--- DATA ENTRIES ---

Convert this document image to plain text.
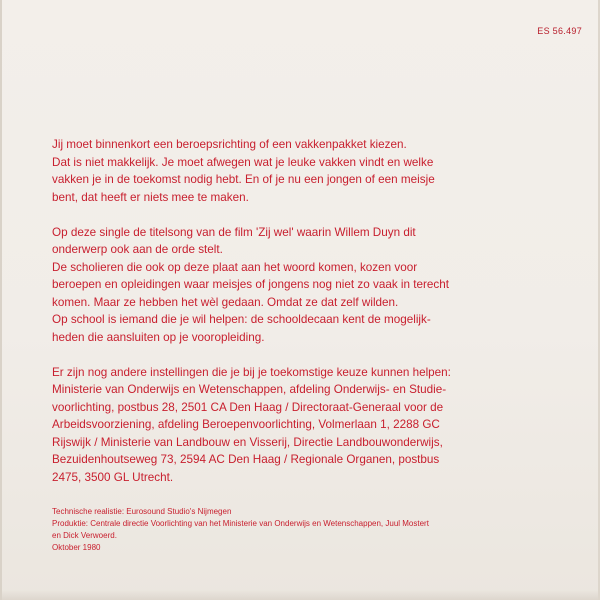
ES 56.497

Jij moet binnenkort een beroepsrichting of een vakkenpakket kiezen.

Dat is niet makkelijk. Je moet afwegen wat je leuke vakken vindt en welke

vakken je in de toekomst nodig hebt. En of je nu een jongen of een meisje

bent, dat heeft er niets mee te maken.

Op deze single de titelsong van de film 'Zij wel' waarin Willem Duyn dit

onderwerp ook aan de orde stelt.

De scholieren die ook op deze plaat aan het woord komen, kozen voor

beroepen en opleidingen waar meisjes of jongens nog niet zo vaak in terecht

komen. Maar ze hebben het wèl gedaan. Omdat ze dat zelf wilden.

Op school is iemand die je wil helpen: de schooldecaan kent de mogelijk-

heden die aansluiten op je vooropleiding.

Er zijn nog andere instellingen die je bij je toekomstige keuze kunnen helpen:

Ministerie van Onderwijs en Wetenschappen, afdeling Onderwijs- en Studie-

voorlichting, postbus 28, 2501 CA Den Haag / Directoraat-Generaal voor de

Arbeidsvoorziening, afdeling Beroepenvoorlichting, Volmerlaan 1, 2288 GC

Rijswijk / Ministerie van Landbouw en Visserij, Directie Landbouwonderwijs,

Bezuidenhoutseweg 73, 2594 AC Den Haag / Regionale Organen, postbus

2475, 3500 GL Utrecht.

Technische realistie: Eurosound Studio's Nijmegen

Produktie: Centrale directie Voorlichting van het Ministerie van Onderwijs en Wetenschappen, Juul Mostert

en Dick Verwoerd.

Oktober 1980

---

Answer with one number only: how many lines above contain the word "afdeling".

2